Problem to work on: Repeat every line of the material, character for character.

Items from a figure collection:
○ ○ ○ ○ ○

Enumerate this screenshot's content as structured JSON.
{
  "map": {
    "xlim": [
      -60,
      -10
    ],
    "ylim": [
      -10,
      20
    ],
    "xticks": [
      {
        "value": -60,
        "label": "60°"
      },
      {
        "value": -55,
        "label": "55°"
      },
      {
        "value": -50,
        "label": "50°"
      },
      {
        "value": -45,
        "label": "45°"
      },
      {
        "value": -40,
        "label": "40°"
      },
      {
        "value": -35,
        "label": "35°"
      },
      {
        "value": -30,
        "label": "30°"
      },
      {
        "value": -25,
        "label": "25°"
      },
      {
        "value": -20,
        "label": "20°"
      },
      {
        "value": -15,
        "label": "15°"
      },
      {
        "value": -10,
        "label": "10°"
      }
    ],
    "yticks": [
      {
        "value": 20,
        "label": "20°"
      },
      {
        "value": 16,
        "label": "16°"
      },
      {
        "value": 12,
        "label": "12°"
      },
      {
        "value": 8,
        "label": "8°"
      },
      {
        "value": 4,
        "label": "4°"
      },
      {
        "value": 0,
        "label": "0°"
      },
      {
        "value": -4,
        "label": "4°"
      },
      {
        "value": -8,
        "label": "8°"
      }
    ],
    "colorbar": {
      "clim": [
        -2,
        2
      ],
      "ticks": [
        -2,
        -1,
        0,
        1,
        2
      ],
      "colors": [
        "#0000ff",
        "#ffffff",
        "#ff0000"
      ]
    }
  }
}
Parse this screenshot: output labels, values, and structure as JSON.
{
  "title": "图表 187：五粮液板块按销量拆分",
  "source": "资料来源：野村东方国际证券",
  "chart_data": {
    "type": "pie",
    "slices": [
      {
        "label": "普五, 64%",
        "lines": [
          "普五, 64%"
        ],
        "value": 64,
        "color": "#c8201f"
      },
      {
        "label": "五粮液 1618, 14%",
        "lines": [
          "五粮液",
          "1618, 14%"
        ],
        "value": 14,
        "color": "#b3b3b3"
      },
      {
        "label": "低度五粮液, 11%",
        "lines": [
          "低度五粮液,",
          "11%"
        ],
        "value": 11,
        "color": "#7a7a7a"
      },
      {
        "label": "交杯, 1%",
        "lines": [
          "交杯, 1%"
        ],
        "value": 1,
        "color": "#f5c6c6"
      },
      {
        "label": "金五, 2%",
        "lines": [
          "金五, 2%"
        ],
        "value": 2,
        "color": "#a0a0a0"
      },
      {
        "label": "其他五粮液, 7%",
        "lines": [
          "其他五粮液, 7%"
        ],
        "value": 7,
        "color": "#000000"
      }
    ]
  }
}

○ ○ ○ ○ ○

Solution to the exercise:
Enumerate this screenshot's content as structured JSON.
{
  "map": {
    "xlim": [
      -60,
      -10
    ],
    "ylim": [
      -10,
      20
    ],
    "xticks": [
      {
        "value": -60,
        "label": "60°"
      },
      {
        "value": -55,
        "label": "55°"
      },
      {
        "value": -50,
        "label": "50°"
      },
      {
        "value": -45,
        "label": "45°"
      },
      {
        "value": -40,
        "label": "40°"
      },
      {
        "value": -35,
        "label": "35°"
      },
      {
        "value": -30,
        "label": "30°"
      },
      {
        "value": -25,
        "label": "25°"
      },
      {
        "value": -20,
        "label": "20°"
      },
      {
        "value": -15,
        "label": "15°"
      },
      {
        "value": -10,
        "label": "10°"
      }
    ],
    "yticks": [
      {
        "value": 20,
        "label": "20°"
      },
      {
        "value": 16,
        "label": "16°"
      },
      {
        "value": 12,
        "label": "12°"
      },
      {
        "value": 8,
        "label": "8°"
      },
      {
        "value": 4,
        "label": "4°"
      },
      {
        "value": 0,
        "label": "0°"
      },
      {
        "value": -4,
        "label": "4°"
      },
      {
        "value": -8,
        "label": "8°"
      }
    ],
    "colorbar": {
      "clim": [
        -2,
        2
      ],
      "ticks": [
        -2,
        -1,
        0,
        1,
        2
      ],
      "colors": [
        "#0000ff",
        "#ffffff",
        "#ff0000"
      ]
    }
  }
}
Parse this screenshot: output labels, values, and structure as JSON.
{
  "title": "图表 187：五粮液板块按销量拆分",
  "source": "资料来源：野村东方国际证券",
  "chart_data": {
    "type": "pie",
    "slices": [
      {
        "label": "普五, 64%",
        "lines": [
          "普五, 64%"
        ],
        "value": 64,
        "color": "#c8201f"
      },
      {
        "label": "五粮液 1618, 14%",
        "lines": [
          "五粮液",
          "1618, 14%"
        ],
        "value": 14,
        "color": "#b3b3b3"
      },
      {
        "label": "低度五粮液, 11%",
        "lines": [
          "低度五粮液,",
          "11%"
        ],
        "value": 11,
        "color": "#7a7a7a"
      },
      {
        "label": "交杯, 1%",
        "lines": [
          "交杯, 1%"
        ],
        "value": 1,
        "color": "#f5c6c6"
      },
      {
        "label": "金五, 2%",
        "lines": [
          "金五, 2%"
        ],
        "value": 2,
        "color": "#a0a0a0"
      },
      {
        "label": "其他五粮液, 7%",
        "lines": [
          "其他五粮液, 7%"
        ],
        "value": 7,
        "color": "#000000"
      }
    ]
  }
}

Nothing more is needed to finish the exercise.